Saved data entries:
((
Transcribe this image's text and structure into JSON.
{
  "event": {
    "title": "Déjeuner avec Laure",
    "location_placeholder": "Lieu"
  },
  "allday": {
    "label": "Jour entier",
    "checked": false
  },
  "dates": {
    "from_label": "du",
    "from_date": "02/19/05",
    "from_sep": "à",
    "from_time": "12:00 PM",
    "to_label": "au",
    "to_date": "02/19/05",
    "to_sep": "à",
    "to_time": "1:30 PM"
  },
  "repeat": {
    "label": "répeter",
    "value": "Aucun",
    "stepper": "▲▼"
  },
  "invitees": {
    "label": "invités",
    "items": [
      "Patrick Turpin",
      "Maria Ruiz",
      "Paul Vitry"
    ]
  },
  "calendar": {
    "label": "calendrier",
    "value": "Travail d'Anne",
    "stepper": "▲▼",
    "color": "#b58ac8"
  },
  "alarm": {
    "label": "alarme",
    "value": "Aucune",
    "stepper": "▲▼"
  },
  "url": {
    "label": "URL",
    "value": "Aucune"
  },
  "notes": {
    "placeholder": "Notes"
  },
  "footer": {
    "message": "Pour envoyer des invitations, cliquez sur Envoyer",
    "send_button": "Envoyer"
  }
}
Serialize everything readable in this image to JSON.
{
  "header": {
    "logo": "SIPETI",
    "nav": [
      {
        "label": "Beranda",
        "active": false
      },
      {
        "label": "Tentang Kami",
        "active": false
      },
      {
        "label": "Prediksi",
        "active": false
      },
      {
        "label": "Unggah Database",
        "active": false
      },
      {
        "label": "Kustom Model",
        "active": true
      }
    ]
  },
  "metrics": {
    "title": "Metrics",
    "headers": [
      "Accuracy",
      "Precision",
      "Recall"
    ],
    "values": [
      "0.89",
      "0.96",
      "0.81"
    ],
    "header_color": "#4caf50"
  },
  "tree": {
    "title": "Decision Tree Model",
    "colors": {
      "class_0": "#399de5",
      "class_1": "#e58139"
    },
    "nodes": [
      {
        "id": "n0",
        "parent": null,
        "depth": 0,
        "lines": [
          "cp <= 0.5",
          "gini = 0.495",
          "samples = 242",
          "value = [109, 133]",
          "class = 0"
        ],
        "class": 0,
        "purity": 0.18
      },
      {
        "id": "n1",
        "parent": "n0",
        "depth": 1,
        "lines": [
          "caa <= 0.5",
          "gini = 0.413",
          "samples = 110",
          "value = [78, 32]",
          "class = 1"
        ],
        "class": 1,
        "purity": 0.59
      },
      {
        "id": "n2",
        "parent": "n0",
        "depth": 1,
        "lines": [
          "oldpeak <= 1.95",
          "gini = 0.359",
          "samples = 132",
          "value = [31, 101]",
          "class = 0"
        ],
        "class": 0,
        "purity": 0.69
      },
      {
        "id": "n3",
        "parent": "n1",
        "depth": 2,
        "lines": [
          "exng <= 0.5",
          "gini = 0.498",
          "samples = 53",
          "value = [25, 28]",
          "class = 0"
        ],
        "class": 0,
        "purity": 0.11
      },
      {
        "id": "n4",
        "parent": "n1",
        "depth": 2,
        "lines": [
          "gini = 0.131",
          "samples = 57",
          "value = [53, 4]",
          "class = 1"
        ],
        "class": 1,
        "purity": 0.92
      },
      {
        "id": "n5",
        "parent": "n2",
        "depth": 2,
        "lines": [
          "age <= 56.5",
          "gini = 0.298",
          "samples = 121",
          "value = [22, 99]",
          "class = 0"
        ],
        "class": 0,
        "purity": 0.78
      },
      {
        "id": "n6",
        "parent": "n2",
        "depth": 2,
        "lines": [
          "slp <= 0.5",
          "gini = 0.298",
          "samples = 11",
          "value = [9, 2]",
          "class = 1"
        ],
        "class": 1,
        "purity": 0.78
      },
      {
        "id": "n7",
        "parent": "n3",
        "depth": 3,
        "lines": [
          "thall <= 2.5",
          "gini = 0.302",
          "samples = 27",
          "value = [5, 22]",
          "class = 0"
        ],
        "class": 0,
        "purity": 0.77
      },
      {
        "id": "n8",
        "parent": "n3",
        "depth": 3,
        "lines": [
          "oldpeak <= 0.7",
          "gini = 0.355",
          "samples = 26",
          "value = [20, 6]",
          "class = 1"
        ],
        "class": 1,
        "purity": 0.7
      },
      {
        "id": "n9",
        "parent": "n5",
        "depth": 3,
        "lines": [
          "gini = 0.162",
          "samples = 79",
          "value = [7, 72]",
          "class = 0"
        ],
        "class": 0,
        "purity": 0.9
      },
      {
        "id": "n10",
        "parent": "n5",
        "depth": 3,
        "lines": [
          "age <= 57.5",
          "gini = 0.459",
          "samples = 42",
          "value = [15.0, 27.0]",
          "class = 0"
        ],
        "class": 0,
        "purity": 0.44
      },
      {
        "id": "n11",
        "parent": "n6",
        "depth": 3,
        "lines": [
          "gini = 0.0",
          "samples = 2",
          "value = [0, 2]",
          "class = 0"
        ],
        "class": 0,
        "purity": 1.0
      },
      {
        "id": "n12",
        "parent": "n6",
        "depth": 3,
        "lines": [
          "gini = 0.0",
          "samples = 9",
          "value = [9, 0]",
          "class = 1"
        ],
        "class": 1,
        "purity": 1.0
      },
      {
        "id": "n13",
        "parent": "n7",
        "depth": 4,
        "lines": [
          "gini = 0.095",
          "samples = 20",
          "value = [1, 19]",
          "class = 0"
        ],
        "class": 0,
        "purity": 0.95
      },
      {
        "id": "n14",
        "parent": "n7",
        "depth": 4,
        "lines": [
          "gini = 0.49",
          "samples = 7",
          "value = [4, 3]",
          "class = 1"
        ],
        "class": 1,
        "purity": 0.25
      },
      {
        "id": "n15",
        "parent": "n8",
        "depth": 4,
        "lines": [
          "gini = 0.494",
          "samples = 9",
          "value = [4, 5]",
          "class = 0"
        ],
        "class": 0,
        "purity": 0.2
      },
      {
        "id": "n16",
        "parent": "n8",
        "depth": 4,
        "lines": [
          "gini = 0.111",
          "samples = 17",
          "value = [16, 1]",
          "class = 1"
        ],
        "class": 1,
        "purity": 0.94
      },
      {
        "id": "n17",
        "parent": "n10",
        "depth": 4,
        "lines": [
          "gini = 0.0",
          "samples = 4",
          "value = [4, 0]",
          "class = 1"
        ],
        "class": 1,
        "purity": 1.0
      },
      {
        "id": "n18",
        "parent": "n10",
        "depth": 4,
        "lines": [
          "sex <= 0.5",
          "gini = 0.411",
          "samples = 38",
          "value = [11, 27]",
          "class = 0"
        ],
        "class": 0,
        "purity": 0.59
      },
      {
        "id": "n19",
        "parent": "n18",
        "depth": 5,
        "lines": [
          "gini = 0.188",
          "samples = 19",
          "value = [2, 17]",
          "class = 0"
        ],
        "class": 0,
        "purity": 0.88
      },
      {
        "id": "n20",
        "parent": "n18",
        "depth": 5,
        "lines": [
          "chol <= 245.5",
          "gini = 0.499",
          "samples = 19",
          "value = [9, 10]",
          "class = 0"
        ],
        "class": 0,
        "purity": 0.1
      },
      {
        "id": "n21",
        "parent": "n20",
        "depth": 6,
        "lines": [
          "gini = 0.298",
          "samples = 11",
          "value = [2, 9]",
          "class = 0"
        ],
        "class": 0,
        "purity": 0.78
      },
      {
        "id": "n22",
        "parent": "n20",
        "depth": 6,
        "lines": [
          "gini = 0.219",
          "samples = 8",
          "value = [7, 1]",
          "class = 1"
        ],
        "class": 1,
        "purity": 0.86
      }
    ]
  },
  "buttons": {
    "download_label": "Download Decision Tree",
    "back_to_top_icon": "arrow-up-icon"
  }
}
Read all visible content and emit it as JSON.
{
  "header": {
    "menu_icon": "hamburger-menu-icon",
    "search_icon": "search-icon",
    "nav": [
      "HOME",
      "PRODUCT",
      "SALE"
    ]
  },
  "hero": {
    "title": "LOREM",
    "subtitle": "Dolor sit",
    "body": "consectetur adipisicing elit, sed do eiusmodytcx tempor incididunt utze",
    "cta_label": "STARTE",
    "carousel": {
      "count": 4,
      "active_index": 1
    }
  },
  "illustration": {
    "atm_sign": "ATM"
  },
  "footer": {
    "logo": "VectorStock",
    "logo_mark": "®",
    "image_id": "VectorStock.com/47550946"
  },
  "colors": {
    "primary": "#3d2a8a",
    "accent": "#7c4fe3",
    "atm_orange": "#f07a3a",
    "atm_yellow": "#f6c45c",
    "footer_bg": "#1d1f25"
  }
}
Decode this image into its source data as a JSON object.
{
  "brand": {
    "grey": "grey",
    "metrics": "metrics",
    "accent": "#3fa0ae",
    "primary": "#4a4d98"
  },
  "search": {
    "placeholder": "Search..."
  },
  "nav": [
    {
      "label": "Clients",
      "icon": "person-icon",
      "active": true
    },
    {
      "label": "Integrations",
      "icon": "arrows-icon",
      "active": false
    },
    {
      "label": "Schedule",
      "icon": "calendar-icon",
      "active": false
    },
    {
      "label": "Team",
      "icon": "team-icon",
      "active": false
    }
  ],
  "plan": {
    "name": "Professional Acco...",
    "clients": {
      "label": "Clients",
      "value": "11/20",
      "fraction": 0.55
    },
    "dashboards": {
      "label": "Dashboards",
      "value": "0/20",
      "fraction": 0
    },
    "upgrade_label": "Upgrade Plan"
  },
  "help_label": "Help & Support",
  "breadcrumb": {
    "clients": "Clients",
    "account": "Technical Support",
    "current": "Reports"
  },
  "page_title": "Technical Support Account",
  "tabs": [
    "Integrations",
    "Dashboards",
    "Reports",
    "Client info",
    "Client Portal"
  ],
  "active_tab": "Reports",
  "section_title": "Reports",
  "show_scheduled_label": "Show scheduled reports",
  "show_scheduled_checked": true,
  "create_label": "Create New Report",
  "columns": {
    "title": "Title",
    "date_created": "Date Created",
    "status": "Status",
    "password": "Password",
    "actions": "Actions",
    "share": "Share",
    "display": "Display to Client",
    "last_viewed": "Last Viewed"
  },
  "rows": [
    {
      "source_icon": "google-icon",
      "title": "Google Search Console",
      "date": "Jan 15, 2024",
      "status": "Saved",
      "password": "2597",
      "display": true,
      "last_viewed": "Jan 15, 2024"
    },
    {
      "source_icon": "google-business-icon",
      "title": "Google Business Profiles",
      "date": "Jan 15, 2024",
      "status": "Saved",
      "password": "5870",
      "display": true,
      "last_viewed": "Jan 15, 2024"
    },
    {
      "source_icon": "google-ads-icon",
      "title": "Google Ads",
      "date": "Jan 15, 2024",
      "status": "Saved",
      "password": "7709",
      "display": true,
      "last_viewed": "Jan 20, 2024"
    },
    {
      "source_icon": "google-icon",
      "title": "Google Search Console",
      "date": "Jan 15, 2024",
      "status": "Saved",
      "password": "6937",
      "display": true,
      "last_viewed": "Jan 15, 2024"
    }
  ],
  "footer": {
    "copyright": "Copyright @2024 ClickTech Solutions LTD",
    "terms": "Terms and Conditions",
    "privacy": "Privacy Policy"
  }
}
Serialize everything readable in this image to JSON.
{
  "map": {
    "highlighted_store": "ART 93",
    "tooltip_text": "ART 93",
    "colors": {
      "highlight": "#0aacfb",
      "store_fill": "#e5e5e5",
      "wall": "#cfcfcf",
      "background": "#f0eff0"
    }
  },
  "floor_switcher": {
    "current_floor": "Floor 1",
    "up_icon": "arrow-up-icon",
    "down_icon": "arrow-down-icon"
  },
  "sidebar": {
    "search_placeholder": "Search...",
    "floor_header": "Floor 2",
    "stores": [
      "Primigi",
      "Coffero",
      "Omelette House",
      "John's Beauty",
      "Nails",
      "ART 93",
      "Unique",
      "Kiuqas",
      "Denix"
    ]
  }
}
))
● **Written problem**:
Go through the data above and find the lines with the word "Technical". Copy each of those lines.

● **The result**:
    "account": "Technical Support",
  "page_title": "Technical Support Account",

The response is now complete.